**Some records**
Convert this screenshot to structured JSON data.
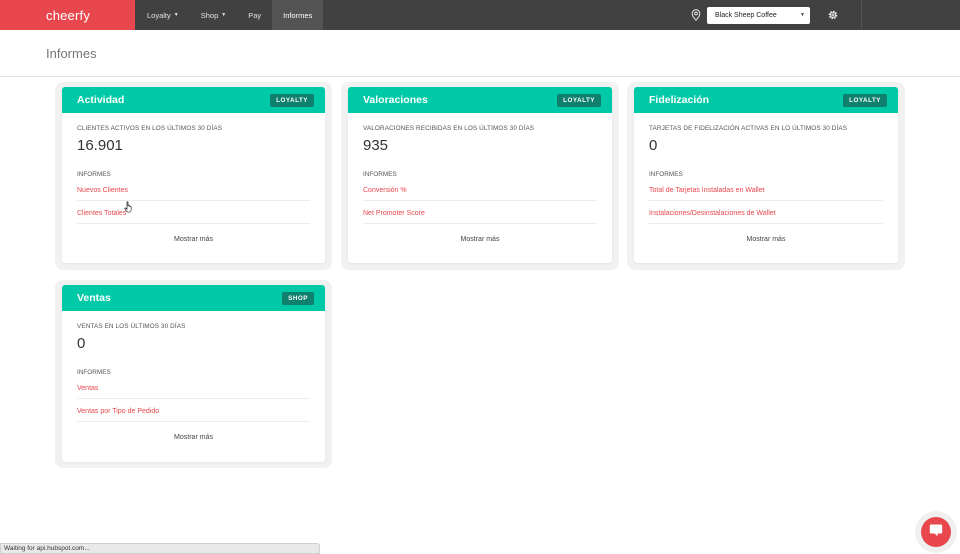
{
  "brand": "cheerfy",
  "nav": {
    "items": [
      {
        "label": "Loyalty",
        "dropdown": true
      },
      {
        "label": "Shop",
        "dropdown": true
      },
      {
        "label": "Pay"
      },
      {
        "label": "Informes",
        "active": true
      }
    ],
    "store_select": "Black Sheep Coffee"
  },
  "page": {
    "title": "Informes"
  },
  "cards": [
    {
      "title": "Actividad",
      "badge": "LOYALTY",
      "metric_label": "CLIENTES ACTIVOS EN LOS ÚLTIMOS 30 DÍAS",
      "metric_value": "16.901",
      "reports_label": "INFORMES",
      "links": [
        "Nuevos Clientes",
        "Clientes Totales"
      ],
      "show_more": "Mostrar más"
    },
    {
      "title": "Valoraciones",
      "badge": "LOYALTY",
      "metric_label": "VALORACIONES RECIBIDAS EN LOS ÚLTIMOS 30 DÍAS",
      "metric_value": "935",
      "reports_label": "INFORMES",
      "links": [
        "Conversión %",
        "Net Promoter Score"
      ],
      "show_more": "Mostrar más"
    },
    {
      "title": "Fidelización",
      "badge": "LOYALTY",
      "metric_label": "TARJETAS DE FIDELIZACIÓN ACTIVAS EN LO ÚLTIMOS 30 DÍAS",
      "metric_value": "0",
      "reports_label": "INFORMES",
      "links": [
        "Total de Tarjetas Instaladas en Wallet",
        "Instalaciones/Desinstalaciones de Wallet"
      ],
      "show_more": "Mostrar más"
    },
    {
      "title": "Ventas",
      "badge": "SHOP",
      "metric_label": "VENTAS EN LOS ÚLTIMOS 30 DÍAS",
      "metric_value": "0",
      "reports_label": "INFORMES",
      "links": [
        "Ventas",
        "Ventas por Tipo de Pedido"
      ],
      "show_more": "Mostrar más"
    }
  ],
  "status_bar": "Waiting for api.hubspot.com...",
  "colors": {
    "accent": "#00c9a7",
    "brand": "#e8474d",
    "badge": "#0f7f6e",
    "topbar": "#414141"
  },
  "icons": [
    "location-pin-icon",
    "gear-icon",
    "chevron-down-icon",
    "hand-cursor-icon",
    "chat-icon"
  ]
}
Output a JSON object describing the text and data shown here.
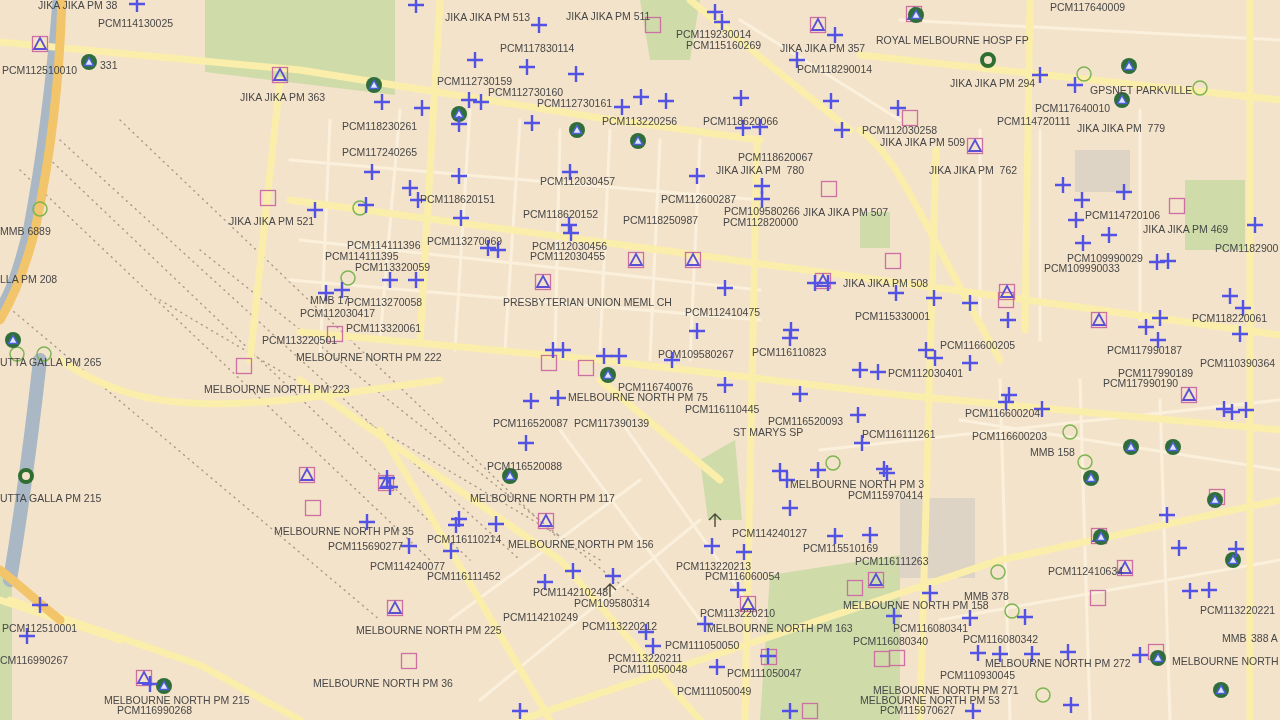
{
  "map": {
    "labels": [
      "JIKA JIKA PM 38",
      "PCM117640009",
      "JIKA JIKA PM 513",
      "JIKA JIKA PM 511",
      "PCM114130025",
      "PCM119230014",
      "ROYAL MELBOURNE HOSP FP",
      "PCM117830114",
      "PCM115160269",
      "JIKA JIKA PM 357",
      "PCM112510010",
      "331",
      "PCM118290014",
      "PCM112730159",
      "JIKA JIKA PM 294",
      "PCM112730160",
      "GPSNET PARKVILLE",
      "JIKA JIKA PM 363",
      "PCM112730161",
      "PCM117640010",
      "PCM118230261",
      "PCM113220256",
      "PCM118620066",
      "PCM114720111",
      "PCM112030258",
      "JIKA JIKA PM  779",
      "JIKA JIKA PM 509",
      "PCM117240265",
      "PCM118620067",
      "JIKA JIKA PM  780",
      "JIKA JIKA PM  762",
      "PCM112030457",
      "PCM118620151",
      "PCM112600287",
      "PCM118620152",
      "PCM109580266",
      "JIKA JIKA PM 507",
      "PCM114720106",
      "JIKA JIKA PM 521",
      "PCM118250987",
      "PCM112820000",
      "MMB 6889",
      "JIKA JIKA PM 469",
      "PCM114111396",
      "PCM113270069",
      "PCM112030456",
      "PCM1182900",
      "PCM114111395",
      "PCM112030455",
      "PCM109990029",
      "PCM113320059",
      "PCM109990033",
      "LLA PM 208",
      "JIKA JIKA PM 508",
      "MMB 17",
      "PCM113270058",
      "PRESBYTERIAN UNION MEML CH",
      "PCM112030417",
      "PCM112410475",
      "PCM115330001",
      "PCM118220061",
      "PCM113320061",
      "PCM113220501",
      "MELBOURNE NORTH PM 222",
      "PCM109580267",
      "PCM116110823",
      "PCM116600205",
      "PCM117990187",
      "UTTA GALLA PM 265",
      "PCM110390364",
      "PCM112030401",
      "PCM117990189",
      "MELBOURNE NORTH PM 223",
      "PCM116740076",
      "PCM117990190",
      "MELBOURNE NORTH PM 75",
      "PCM116110445",
      "PCM116600204",
      "PCM116520087",
      "PCM117390139",
      "PCM116520093",
      "ST MARYS SP",
      "PCM116111261",
      "PCM116600203",
      "MMB 158",
      "PCM116520088",
      "MELBOURNE NORTH PM 3",
      "UTTA GALLA PM 215",
      "MELBOURNE NORTH PM 117",
      "PCM115970414",
      "MELBOURNE NORTH PM 35",
      "PCM114240127",
      "PCM115690277",
      "PCM116110214",
      "MELBOURNE NORTH PM 156",
      "PCM115510169",
      "PCM116111263",
      "PCM114240077",
      "PCM113220213",
      "PCM112410634",
      "PCM116111452",
      "PCM116060054",
      "PCM114210248",
      "MMB 378",
      "PCM109580314",
      "MELBOURNE NORTH PM 158",
      "PCM113220210",
      "PCM113220221",
      "PCM114210249",
      "PCM112510001",
      "MELBOURNE NORTH PM 225",
      "PCM113220212",
      "MELBOURNE NORTH PM 163",
      "PCM116080341",
      "PCM116080340",
      "PCM116080342",
      "MMB",
      "388 A",
      "PCM111050050",
      "CM116990267",
      "PCM113220211",
      "MELBOURNE NORTH PM 272",
      "MELBOURNE NORTH",
      "PCM111050048",
      "PCM111050047",
      "PCM110930045",
      "MELBOURNE NORTH PM 36",
      "PCM111050049",
      "MELBOURNE NORTH PM 271",
      "MELBOURNE NORTH PM 215",
      "MELBOURNE NORTH PM 53",
      "PCM116990268",
      "PCM115970627"
    ]
  }
}
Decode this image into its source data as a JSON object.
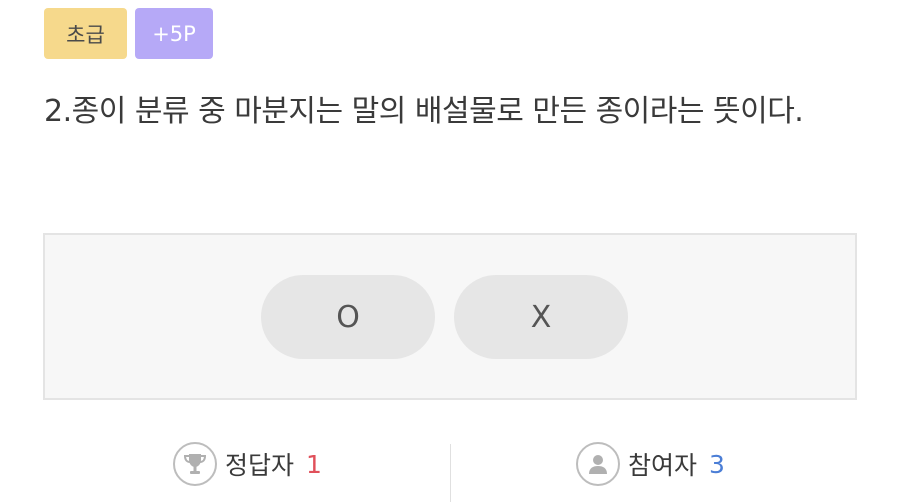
{
  "badges": {
    "level": "초급",
    "points": "+5P"
  },
  "question": {
    "text": "2.종이 분류 중 마분지는 말의 배설물로 만든 종이라는 뜻이다."
  },
  "answers": {
    "o_label": "O",
    "x_label": "X"
  },
  "stats": {
    "correct_label": "정답자",
    "correct_count": "1",
    "participants_label": "참여자",
    "participants_count": "3"
  },
  "icons": {
    "trophy": "trophy-icon",
    "user": "user-icon"
  },
  "colors": {
    "level_badge": "#f6d98c",
    "points_badge": "#b6a9f7",
    "correct_count": "#e0505a",
    "participants_count": "#4b7ed6"
  }
}
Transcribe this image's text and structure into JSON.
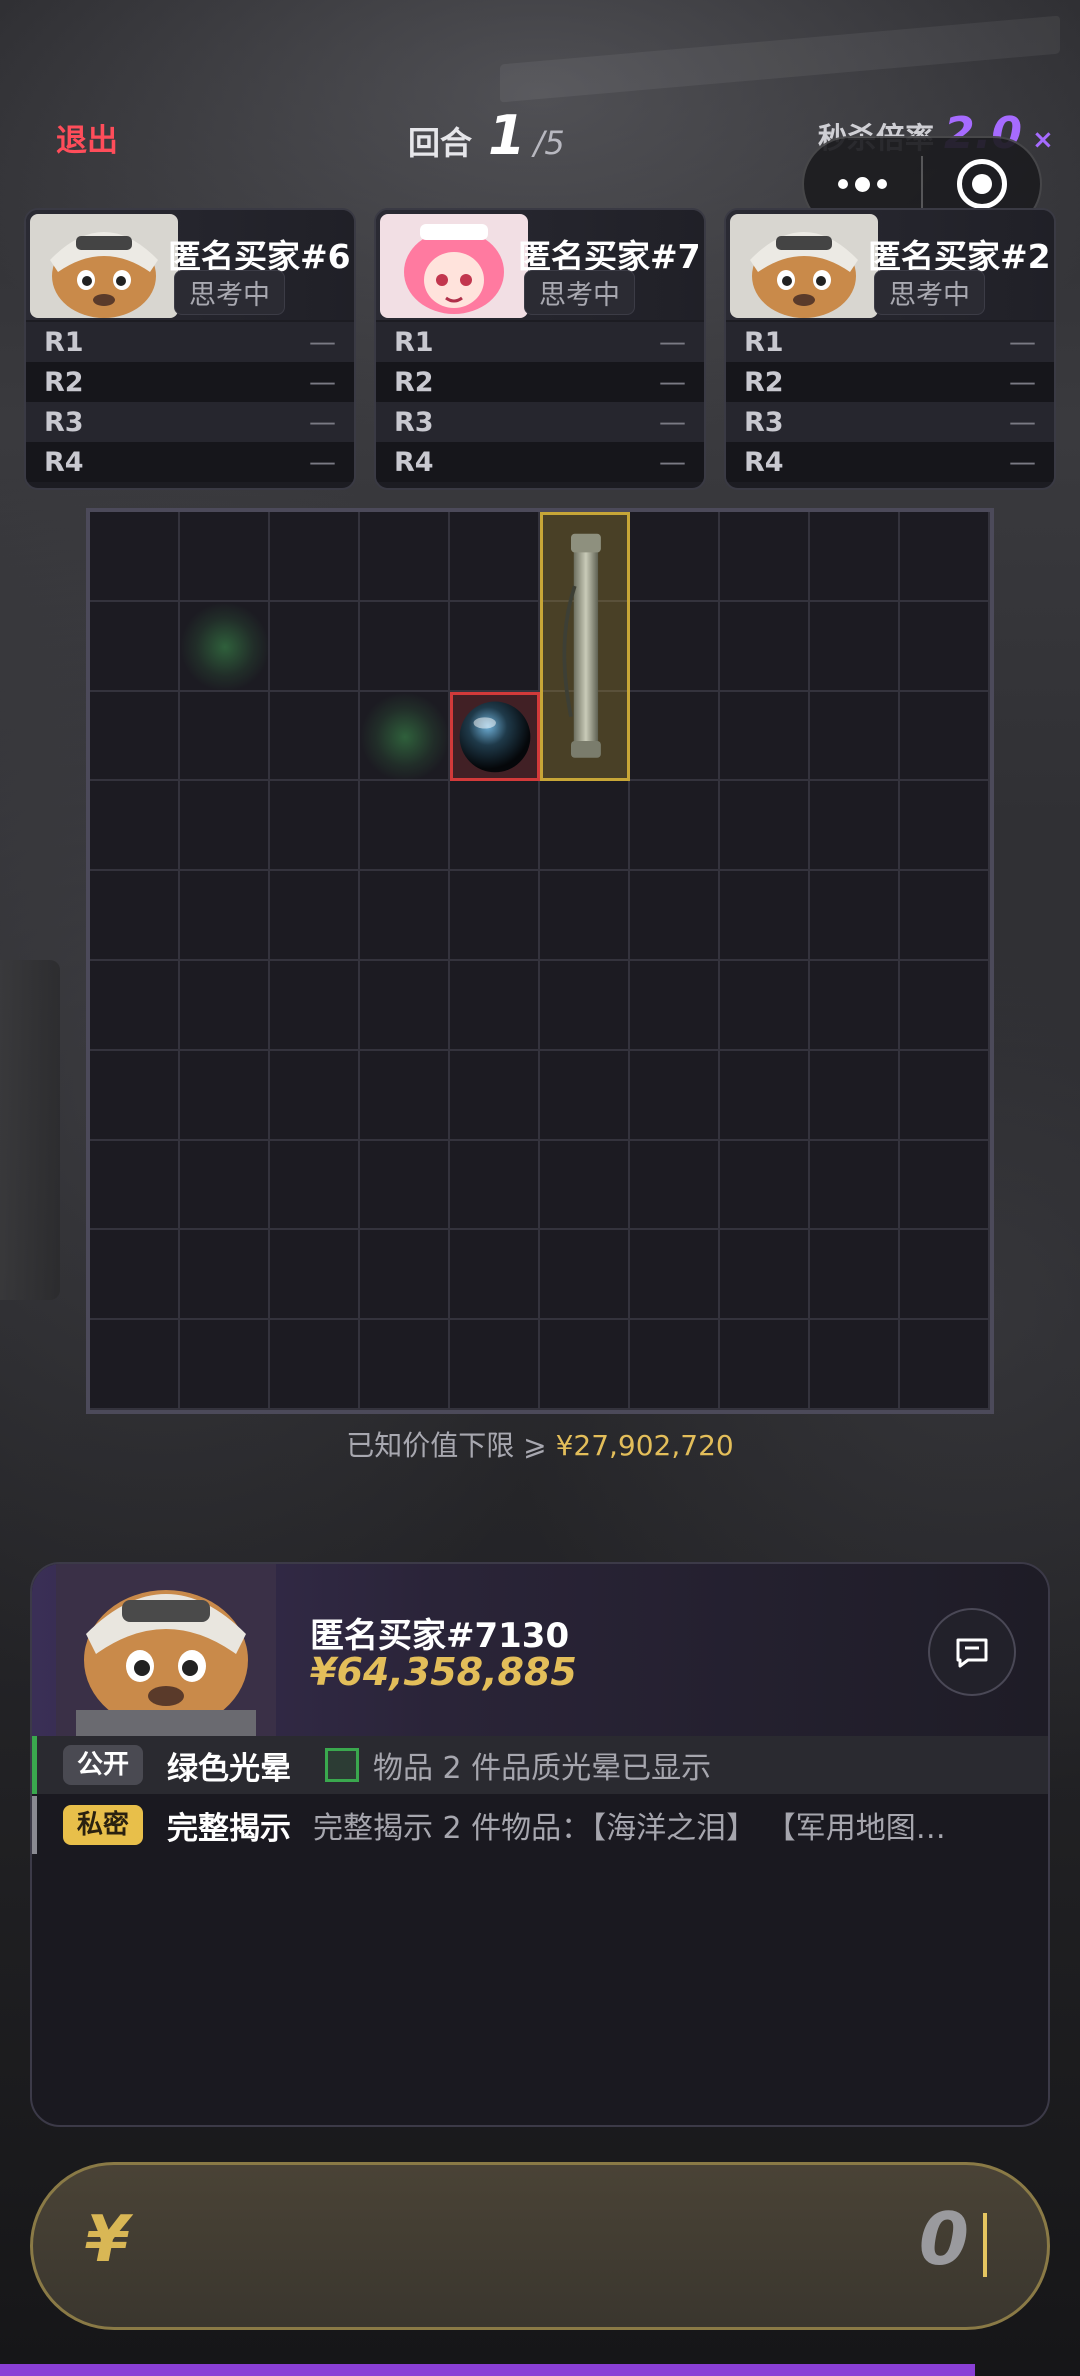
{
  "header": {
    "quit_label": "退出",
    "round_label": "回合",
    "round_current": "1",
    "round_total": "/5",
    "kill_label": "秒杀倍率",
    "kill_value": "2.0",
    "kill_suffix": "×"
  },
  "bidders": [
    {
      "name": "匿名买家#6",
      "status": "思考中",
      "avatar": "fox-pilot",
      "rows": [
        {
          "label": "R1",
          "value": "—"
        },
        {
          "label": "R2",
          "value": "—"
        },
        {
          "label": "R3",
          "value": "—"
        },
        {
          "label": "R4",
          "value": "—"
        }
      ]
    },
    {
      "name": "匿名买家#7",
      "status": "思考中",
      "avatar": "pink-maid",
      "rows": [
        {
          "label": "R1",
          "value": "—"
        },
        {
          "label": "R2",
          "value": "—"
        },
        {
          "label": "R3",
          "value": "—"
        },
        {
          "label": "R4",
          "value": "—"
        }
      ]
    },
    {
      "name": "匿名买家#2",
      "status": "思考中",
      "avatar": "fox-pilot",
      "rows": [
        {
          "label": "R1",
          "value": "—"
        },
        {
          "label": "R2",
          "value": "—"
        },
        {
          "label": "R3",
          "value": "—"
        },
        {
          "label": "R4",
          "value": "—"
        }
      ]
    }
  ],
  "grid": {
    "rows": 10,
    "cols": 10,
    "items": [
      {
        "name": "dark-orb-item",
        "rarity": "red",
        "col": 4,
        "row": 2,
        "w": 1,
        "h": 1
      },
      {
        "name": "map-tube-item",
        "rarity": "gold",
        "col": 5,
        "row": 0,
        "w": 1,
        "h": 3
      }
    ],
    "glows": [
      {
        "col": 1,
        "row": 1
      },
      {
        "col": 3,
        "row": 2
      }
    ]
  },
  "floor": {
    "label": "已知价值下限 ⩾",
    "value": "¥27,902,720"
  },
  "player": {
    "name": "匿名买家#7130",
    "money": "¥64,358,885",
    "avatar": "fox-pilot"
  },
  "log": [
    {
      "type": "public",
      "tag": "公开",
      "title": "绿色光晕",
      "desc": "物品 2 件品质光晕已显示"
    },
    {
      "type": "private",
      "tag": "私密",
      "title": "完整揭示",
      "desc": "完整揭示 2 件物品：【海洋之泪】 【军用地图…"
    }
  ],
  "bid": {
    "currency": "¥",
    "amount": "0"
  },
  "colors": {
    "accent_purple": "#a66bff",
    "gold": "#e3be5a",
    "quit_red": "#ff4d5a",
    "glow_green": "#3aa84e"
  }
}
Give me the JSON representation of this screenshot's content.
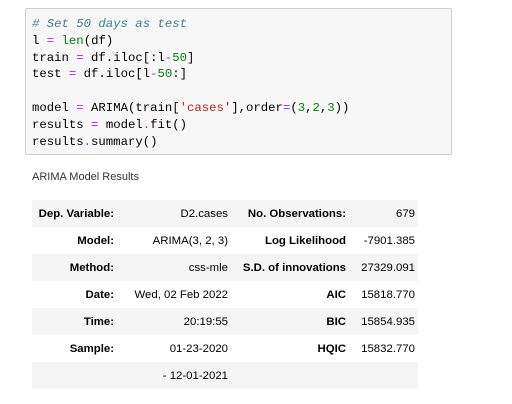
{
  "code_cell": {
    "lines": [
      [
        {
          "t": "# Set 50 days as test",
          "c": "c"
        }
      ],
      [
        {
          "t": "l ",
          "c": "p"
        },
        {
          "t": "=",
          "c": "o"
        },
        {
          "t": " ",
          "c": "p"
        },
        {
          "t": "len",
          "c": "n"
        },
        {
          "t": "(df)",
          "c": "p"
        }
      ],
      [
        {
          "t": "train ",
          "c": "p"
        },
        {
          "t": "=",
          "c": "o"
        },
        {
          "t": " df.iloc[:l",
          "c": "p"
        },
        {
          "t": "-",
          "c": "o"
        },
        {
          "t": "50",
          "c": "mi"
        },
        {
          "t": "]",
          "c": "p"
        }
      ],
      [
        {
          "t": "test ",
          "c": "p"
        },
        {
          "t": "=",
          "c": "o"
        },
        {
          "t": " df.iloc[l",
          "c": "p"
        },
        {
          "t": "-",
          "c": "o"
        },
        {
          "t": "50",
          "c": "mi"
        },
        {
          "t": ":]",
          "c": "p"
        }
      ],
      [],
      [
        {
          "t": "model ",
          "c": "p"
        },
        {
          "t": "=",
          "c": "o"
        },
        {
          "t": " ARIMA(train[",
          "c": "p"
        },
        {
          "t": "'cases'",
          "c": "s"
        },
        {
          "t": "],order",
          "c": "p"
        },
        {
          "t": "=",
          "c": "o"
        },
        {
          "t": "(",
          "c": "p"
        },
        {
          "t": "3",
          "c": "mi"
        },
        {
          "t": ",",
          "c": "p"
        },
        {
          "t": "2",
          "c": "mi"
        },
        {
          "t": ",",
          "c": "p"
        },
        {
          "t": "3",
          "c": "mi"
        },
        {
          "t": "))",
          "c": "p"
        }
      ],
      [
        {
          "t": "results ",
          "c": "p"
        },
        {
          "t": "=",
          "c": "o"
        },
        {
          "t": " model",
          "c": "p"
        },
        {
          "t": ".",
          "c": "o"
        },
        {
          "t": "fit()",
          "c": "p"
        }
      ],
      [
        {
          "t": "results",
          "c": "p"
        },
        {
          "t": ".",
          "c": "o"
        },
        {
          "t": "summary()",
          "c": "p"
        }
      ]
    ]
  },
  "output": {
    "title": "ARIMA Model Results",
    "rows": [
      [
        "Dep. Variable:",
        "D2.cases",
        "No. Observations:",
        "679"
      ],
      [
        "Model:",
        "ARIMA(3, 2, 3)",
        "Log Likelihood",
        "-7901.385"
      ],
      [
        "Method:",
        "css-mle",
        "S.D. of innovations",
        "27329.091"
      ],
      [
        "Date:",
        "Wed, 02 Feb 2022",
        "AIC",
        "15818.770"
      ],
      [
        "Time:",
        "20:19:55",
        "BIC",
        "15854.935"
      ],
      [
        "Sample:",
        "01-23-2020",
        "HQIC",
        "15832.770"
      ],
      [
        "",
        "- 12-01-2021",
        "",
        ""
      ]
    ]
  }
}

**BRIEF**
Pull out every line containing "data".

**RESPONSE FOR THIS EXERCISE**
Convert this screenshot to structured JSON data.
Output a JSON object describing the text and data shown here.
Decode this image into its source data as a JSON object.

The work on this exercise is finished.